Copy all the material below, exactly as it stands.

— BEGIN RECORD EXTRACTS —

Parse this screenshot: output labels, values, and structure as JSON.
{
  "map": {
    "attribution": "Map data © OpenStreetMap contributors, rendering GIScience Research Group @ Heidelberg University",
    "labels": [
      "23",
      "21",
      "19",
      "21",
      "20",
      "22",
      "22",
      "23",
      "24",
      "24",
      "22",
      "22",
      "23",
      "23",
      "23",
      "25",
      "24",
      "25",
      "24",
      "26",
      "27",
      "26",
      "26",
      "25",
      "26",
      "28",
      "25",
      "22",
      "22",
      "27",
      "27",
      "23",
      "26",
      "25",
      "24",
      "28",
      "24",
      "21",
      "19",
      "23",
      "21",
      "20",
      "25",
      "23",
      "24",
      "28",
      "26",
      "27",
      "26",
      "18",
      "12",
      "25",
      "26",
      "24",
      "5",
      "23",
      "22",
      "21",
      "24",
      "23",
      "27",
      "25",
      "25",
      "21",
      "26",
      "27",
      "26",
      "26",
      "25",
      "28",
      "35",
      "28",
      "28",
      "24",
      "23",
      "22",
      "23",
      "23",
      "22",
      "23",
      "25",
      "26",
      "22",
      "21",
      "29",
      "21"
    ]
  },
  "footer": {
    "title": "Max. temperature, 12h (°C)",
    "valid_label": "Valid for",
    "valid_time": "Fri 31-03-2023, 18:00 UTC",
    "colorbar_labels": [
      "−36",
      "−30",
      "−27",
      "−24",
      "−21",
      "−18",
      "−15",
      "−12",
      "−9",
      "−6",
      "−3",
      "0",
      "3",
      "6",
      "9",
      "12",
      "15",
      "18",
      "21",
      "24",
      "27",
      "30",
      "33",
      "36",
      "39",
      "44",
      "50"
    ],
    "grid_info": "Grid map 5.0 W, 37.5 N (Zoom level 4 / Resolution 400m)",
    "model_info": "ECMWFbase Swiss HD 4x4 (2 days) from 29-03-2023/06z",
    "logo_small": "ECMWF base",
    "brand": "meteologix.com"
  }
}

— END RECORD EXTRACTS —

FULL RESPONSE —
Parse this screenshot: output labels, values, and structure as JSON.
{
  "map": {
    "attribution": "Map data © OpenStreetMap contributors, rendering GIScience Research Group @ Heidelberg University",
    "labels": [
      "23",
      "21",
      "19",
      "21",
      "20",
      "22",
      "22",
      "23",
      "24",
      "24",
      "22",
      "22",
      "23",
      "23",
      "23",
      "25",
      "24",
      "25",
      "24",
      "26",
      "27",
      "26",
      "26",
      "25",
      "26",
      "28",
      "25",
      "22",
      "22",
      "27",
      "27",
      "23",
      "26",
      "25",
      "24",
      "28",
      "24",
      "21",
      "19",
      "23",
      "21",
      "20",
      "25",
      "23",
      "24",
      "28",
      "26",
      "27",
      "26",
      "18",
      "12",
      "25",
      "26",
      "24",
      "5",
      "23",
      "22",
      "21",
      "24",
      "23",
      "27",
      "25",
      "25",
      "21",
      "26",
      "27",
      "26",
      "26",
      "25",
      "28",
      "35",
      "28",
      "28",
      "24",
      "23",
      "22",
      "23",
      "23",
      "22",
      "23",
      "25",
      "26",
      "22",
      "21",
      "29",
      "21"
    ]
  },
  "footer": {
    "title": "Max. temperature, 12h (°C)",
    "valid_label": "Valid for",
    "valid_time": "Fri 31-03-2023, 18:00 UTC",
    "colorbar_labels": [
      "−36",
      "−30",
      "−27",
      "−24",
      "−21",
      "−18",
      "−15",
      "−12",
      "−9",
      "−6",
      "−3",
      "0",
      "3",
      "6",
      "9",
      "12",
      "15",
      "18",
      "21",
      "24",
      "27",
      "30",
      "33",
      "36",
      "39",
      "44",
      "50"
    ],
    "grid_info": "Grid map 5.0 W, 37.5 N (Zoom level 4 / Resolution 400m)",
    "model_info": "ECMWFbase Swiss HD 4x4 (2 days) from 29-03-2023/06z",
    "logo_small": "ECMWF base",
    "brand": "meteologix.com"
  }
}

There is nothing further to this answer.